» Exercise materials
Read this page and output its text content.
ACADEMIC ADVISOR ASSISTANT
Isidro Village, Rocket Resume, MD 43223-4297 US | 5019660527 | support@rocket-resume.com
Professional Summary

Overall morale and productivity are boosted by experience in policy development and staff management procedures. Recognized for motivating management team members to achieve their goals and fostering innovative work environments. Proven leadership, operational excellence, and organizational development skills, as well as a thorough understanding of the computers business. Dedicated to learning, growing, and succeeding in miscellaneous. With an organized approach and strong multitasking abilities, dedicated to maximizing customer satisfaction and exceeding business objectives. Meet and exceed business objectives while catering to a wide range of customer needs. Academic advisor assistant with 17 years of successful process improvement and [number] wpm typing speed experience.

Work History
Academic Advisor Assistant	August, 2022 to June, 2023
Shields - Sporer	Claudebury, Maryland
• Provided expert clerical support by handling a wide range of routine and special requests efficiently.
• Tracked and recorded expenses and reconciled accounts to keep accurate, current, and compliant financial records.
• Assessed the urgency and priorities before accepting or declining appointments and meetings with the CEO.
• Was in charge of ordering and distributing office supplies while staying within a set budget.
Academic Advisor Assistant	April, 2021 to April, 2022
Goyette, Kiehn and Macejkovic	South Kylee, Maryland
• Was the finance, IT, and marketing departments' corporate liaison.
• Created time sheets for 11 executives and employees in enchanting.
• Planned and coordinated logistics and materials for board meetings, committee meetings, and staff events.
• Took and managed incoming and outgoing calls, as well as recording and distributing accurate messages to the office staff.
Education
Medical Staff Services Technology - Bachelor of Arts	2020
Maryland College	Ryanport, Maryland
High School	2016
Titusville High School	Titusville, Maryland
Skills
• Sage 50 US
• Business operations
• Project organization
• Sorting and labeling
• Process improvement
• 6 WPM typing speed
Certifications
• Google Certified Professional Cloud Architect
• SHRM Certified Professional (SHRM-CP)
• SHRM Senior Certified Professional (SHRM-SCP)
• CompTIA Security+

» Work to complete
Repeat the data in its entirety, character for character.

» Solved problem
Read this page and output its text content.
ACADEMIC ADVISOR ASSISTANT
Isidro Village, Rocket Resume, MD 43223-4297 US | 5019660527 | support@rocket-resume.com
Professional Summary

Overall morale and productivity are boosted by experience in policy development and staff management procedures. Recognized for motivating management team members to achieve their goals and fostering innovative work environments. Proven leadership, operational excellence, and organizational development skills, as well as a thorough understanding of the computers business. Dedicated to learning, growing, and succeeding in miscellaneous. With an organized approach and strong multitasking abilities, dedicated to maximizing customer satisfaction and exceeding business objectives. Meet and exceed business objectives while catering to a wide range of customer needs. Academic advisor assistant with 17 years of successful process improvement and [number] wpm typing speed experience.

Work History
Academic Advisor Assistant	August, 2022 to June, 2023
Shields - Sporer	Claudebury, Maryland
• Provided expert clerical support by handling a wide range of routine and special requests efficiently.
• Tracked and recorded expenses and reconciled accounts to keep accurate, current, and compliant financial records.
• Assessed the urgency and priorities before accepting or declining appointments and meetings with the CEO.
• Was in charge of ordering and distributing office supplies while staying within a set budget.
Academic Advisor Assistant	April, 2021 to April, 2022
Goyette, Kiehn and Macejkovic	South Kylee, Maryland
• Was the finance, IT, and marketing departments' corporate liaison.
• Created time sheets for 11 executives and employees in enchanting.
• Planned and coordinated logistics and materials for board meetings, committee meetings, and staff events.
• Took and managed incoming and outgoing calls, as well as recording and distributing accurate messages to the office staff.
Education
Medical Staff Services Technology - Bachelor of Arts	2020
Maryland College	Ryanport, Maryland
High School	2016
Titusville High School	Titusville, Maryland
Skills
• Sage 50 US
• Business operations
• Project organization
• Sorting and labeling
• Process improvement
• 6 WPM typing speed
Certifications
• Google Certified Professional Cloud Architect
• SHRM Certified Professional (SHRM-CP)
• SHRM Senior Certified Professional (SHRM-SCP)
• CompTIA Security+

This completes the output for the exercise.